* _WHAT IS NEEDED_
Locate every line below that contains the word "心甚羡焉" and copy it.

* _PROVIDED RECORDS_
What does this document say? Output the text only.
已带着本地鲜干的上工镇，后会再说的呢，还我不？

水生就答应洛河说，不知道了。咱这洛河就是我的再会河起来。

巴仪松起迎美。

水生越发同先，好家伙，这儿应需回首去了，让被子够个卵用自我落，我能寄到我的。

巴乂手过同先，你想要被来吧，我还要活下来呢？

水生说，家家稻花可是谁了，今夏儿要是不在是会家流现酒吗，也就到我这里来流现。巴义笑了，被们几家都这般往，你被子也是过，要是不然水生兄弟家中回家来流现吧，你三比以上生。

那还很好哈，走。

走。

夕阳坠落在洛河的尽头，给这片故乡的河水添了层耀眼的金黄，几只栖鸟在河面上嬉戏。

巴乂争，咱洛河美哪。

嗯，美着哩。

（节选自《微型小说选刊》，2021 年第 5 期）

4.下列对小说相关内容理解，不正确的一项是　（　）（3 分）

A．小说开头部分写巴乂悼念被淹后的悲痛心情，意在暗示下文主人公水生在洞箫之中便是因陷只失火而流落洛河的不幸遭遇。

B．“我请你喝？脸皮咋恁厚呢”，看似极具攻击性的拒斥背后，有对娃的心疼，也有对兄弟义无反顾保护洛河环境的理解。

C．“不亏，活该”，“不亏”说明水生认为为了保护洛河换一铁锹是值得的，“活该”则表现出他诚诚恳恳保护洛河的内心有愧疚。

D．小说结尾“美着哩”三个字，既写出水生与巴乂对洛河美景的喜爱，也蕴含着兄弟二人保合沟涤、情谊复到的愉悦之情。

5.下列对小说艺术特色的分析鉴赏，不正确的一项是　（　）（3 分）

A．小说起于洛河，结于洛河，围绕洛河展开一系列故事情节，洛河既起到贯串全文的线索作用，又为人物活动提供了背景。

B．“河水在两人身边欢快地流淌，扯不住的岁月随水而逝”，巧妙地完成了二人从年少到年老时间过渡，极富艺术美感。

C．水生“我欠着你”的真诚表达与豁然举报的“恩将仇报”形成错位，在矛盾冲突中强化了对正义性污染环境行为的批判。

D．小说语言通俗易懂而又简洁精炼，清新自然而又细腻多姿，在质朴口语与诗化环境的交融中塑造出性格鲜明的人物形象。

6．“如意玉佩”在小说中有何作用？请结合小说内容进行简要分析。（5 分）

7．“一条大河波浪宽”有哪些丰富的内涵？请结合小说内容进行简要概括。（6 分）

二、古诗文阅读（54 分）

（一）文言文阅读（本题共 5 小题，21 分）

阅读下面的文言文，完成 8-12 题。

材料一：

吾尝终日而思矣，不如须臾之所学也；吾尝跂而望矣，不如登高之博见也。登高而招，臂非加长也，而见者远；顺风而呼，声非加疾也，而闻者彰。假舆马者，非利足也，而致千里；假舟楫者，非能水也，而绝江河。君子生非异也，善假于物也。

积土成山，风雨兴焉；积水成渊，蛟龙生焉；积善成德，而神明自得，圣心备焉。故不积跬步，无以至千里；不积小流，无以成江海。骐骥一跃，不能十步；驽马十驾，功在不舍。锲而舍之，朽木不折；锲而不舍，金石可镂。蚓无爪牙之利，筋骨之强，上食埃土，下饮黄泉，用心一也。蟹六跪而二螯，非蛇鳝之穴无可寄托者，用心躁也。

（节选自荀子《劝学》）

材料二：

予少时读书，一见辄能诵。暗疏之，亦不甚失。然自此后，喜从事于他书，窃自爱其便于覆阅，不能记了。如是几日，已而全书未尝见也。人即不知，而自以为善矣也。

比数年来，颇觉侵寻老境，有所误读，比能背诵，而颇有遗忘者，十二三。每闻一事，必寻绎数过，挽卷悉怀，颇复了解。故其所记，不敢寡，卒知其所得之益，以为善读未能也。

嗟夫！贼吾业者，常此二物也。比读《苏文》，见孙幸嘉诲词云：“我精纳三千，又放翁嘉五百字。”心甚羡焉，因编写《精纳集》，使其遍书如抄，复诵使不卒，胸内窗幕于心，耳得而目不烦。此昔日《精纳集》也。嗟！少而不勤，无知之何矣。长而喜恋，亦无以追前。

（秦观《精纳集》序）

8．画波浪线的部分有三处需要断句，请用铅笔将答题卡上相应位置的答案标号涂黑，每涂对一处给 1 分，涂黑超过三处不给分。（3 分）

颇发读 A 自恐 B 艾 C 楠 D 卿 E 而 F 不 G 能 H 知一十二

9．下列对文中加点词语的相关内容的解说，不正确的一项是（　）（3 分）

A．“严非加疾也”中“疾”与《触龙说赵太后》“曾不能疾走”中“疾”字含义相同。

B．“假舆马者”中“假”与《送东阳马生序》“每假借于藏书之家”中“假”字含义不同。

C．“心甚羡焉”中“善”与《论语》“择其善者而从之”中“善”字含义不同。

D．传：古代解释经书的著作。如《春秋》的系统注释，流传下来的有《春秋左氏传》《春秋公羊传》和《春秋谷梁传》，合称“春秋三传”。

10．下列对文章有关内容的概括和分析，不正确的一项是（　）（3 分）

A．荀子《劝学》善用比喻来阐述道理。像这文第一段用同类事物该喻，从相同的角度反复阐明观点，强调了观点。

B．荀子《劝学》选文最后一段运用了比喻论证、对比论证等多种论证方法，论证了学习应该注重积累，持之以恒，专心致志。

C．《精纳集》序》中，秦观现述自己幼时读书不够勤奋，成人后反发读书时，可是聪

* _SOLUTION TO THIS EXERCISE_
嗟夫！贼吾业者，常此二物也。比读《苏文》，见孙幸嘉诲词云：“我精纳三千，又放翁嘉五百字。”心甚羡焉，因编写《精纳集》，使其遍书如抄，复诵使不卒，胸内窗幕于心，耳得而目不烦。此昔日《精纳集》也。嗟！少而不勤，无知之何矣。长而喜恋，亦无以追前。
C．“心甚羡焉”中“善”与《论语》“择其善者而从之”中“善”字含义不同。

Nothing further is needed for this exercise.